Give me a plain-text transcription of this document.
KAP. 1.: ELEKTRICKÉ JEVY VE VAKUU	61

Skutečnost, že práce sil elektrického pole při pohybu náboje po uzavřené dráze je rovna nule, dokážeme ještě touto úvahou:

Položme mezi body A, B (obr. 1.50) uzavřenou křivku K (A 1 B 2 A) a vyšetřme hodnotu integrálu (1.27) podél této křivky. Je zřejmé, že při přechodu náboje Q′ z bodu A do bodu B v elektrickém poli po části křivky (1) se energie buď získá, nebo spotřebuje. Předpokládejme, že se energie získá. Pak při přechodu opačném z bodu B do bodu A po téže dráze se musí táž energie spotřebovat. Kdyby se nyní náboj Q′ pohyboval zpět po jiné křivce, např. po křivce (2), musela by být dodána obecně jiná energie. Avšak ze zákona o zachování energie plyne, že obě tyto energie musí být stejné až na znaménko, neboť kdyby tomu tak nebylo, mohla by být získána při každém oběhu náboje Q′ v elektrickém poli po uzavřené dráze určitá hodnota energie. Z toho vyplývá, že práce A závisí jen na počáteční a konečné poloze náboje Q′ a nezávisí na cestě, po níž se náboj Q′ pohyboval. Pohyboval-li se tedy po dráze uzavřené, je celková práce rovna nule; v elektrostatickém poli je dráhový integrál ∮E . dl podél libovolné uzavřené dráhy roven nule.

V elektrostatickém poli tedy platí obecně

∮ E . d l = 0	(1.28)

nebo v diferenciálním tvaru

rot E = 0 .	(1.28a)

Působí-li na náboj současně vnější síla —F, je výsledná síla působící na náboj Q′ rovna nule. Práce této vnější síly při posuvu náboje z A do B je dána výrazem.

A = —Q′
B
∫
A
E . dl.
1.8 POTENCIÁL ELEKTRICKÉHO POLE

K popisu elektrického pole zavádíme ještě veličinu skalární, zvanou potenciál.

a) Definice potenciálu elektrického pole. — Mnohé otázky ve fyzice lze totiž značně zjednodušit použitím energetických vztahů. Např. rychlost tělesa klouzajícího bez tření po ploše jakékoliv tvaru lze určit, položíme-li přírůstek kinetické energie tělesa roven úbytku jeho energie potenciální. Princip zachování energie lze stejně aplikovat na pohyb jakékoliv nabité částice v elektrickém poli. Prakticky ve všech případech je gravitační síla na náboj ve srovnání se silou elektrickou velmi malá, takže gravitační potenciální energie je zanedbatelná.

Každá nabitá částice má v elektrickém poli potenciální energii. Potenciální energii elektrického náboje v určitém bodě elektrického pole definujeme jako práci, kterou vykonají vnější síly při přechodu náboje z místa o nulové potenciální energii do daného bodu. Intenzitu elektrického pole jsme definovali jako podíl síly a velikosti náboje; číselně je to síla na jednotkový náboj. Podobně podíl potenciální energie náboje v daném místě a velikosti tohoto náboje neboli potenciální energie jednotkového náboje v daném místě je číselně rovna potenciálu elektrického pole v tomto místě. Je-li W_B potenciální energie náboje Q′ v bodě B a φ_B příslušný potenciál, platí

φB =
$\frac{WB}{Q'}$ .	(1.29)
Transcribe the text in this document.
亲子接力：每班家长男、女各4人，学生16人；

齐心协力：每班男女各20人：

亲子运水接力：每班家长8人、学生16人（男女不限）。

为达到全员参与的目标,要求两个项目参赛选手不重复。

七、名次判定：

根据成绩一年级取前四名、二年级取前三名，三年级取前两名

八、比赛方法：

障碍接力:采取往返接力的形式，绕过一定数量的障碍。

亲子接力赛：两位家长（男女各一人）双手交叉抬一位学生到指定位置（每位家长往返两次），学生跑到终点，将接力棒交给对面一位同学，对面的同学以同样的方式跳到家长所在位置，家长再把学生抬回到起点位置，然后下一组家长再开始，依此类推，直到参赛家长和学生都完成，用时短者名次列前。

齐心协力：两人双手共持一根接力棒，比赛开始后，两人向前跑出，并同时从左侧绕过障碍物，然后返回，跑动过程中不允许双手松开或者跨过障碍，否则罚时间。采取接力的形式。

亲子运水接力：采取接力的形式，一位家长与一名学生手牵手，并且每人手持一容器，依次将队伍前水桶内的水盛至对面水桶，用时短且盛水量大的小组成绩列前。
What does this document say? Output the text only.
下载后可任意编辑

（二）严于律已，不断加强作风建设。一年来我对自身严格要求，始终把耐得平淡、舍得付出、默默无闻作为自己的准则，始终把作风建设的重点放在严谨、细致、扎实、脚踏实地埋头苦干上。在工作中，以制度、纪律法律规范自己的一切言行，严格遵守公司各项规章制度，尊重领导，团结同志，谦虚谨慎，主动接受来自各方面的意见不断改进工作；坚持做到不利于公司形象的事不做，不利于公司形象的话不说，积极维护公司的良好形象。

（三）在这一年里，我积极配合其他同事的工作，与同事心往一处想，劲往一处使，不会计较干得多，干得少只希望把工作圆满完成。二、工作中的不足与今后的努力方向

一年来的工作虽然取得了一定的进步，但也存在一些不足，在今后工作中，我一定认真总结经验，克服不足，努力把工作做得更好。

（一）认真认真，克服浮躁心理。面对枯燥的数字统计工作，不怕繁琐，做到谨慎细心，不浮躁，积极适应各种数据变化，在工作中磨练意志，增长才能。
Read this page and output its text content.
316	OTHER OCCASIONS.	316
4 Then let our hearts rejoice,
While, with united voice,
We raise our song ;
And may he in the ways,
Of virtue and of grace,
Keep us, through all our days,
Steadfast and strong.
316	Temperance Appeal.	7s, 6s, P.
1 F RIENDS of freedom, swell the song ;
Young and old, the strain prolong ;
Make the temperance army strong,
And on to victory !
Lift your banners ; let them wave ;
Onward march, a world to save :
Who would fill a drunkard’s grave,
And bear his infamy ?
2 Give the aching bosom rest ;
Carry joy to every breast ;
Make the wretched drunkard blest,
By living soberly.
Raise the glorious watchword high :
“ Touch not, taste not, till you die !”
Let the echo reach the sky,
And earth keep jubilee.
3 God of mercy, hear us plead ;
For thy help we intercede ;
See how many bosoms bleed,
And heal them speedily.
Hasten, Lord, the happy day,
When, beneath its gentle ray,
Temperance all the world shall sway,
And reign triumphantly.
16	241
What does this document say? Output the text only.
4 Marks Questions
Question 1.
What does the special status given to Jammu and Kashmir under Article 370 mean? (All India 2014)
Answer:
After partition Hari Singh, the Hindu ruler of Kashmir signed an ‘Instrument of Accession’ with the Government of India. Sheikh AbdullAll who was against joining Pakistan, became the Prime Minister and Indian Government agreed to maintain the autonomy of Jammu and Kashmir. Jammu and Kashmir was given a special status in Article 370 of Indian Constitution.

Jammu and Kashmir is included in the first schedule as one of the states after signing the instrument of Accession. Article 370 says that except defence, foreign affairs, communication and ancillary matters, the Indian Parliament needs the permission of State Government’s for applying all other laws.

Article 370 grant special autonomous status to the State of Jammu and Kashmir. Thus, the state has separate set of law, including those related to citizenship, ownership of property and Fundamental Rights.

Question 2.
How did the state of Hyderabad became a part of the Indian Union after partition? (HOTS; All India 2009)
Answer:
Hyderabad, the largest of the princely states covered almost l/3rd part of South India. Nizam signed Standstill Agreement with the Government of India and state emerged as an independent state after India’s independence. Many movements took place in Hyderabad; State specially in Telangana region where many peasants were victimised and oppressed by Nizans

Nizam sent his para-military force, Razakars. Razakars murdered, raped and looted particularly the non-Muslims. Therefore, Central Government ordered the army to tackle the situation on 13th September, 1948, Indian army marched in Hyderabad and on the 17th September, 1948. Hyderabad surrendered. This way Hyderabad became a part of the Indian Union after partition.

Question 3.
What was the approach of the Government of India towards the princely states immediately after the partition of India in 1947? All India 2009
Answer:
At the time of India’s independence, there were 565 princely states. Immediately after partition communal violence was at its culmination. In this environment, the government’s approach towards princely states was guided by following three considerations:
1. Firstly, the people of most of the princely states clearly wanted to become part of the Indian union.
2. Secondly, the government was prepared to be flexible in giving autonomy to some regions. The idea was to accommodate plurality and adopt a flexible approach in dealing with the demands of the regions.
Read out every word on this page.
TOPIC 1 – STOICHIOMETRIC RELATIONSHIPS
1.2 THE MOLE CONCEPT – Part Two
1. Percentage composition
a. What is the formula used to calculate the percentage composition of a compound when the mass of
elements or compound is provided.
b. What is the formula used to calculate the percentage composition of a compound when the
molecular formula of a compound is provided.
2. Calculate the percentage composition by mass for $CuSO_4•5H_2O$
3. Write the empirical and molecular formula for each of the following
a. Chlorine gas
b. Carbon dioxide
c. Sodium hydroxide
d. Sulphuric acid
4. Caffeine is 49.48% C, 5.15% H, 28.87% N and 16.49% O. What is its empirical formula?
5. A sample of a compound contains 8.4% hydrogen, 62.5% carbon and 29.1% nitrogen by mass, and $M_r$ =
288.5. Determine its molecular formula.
═══
WHAT THE TASK REQUIRES
Write out once more the lines above beginning at the line with "Read out every word on this page."; continue through the final line and stop there.

RESULT OF THE TASK
Read out every word on this page.
TOPIC 1 – STOICHIOMETRIC RELATIONSHIPS
1.2 THE MOLE CONCEPT – Part Two
1. Percentage composition
a. What is the formula used to calculate the percentage composition of a compound when the mass of
elements or compound is provided.
b. What is the formula used to calculate the percentage composition of a compound when the
molecular formula of a compound is provided.
2. Calculate the percentage composition by mass for $CuSO_4•5H_2O$
3. Write the empirical and molecular formula for each of the following
a. Chlorine gas
b. Carbon dioxide
c. Sodium hydroxide
d. Sulphuric acid
4. Caffeine is 49.48% C, 5.15% H, 28.87% N and 16.49% O. What is its empirical formula?
5. A sample of a compound contains 8.4% hydrogen, 62.5% carbon and 29.1% nitrogen by mass, and $M_r$ =
288.5. Determine its molecular formula.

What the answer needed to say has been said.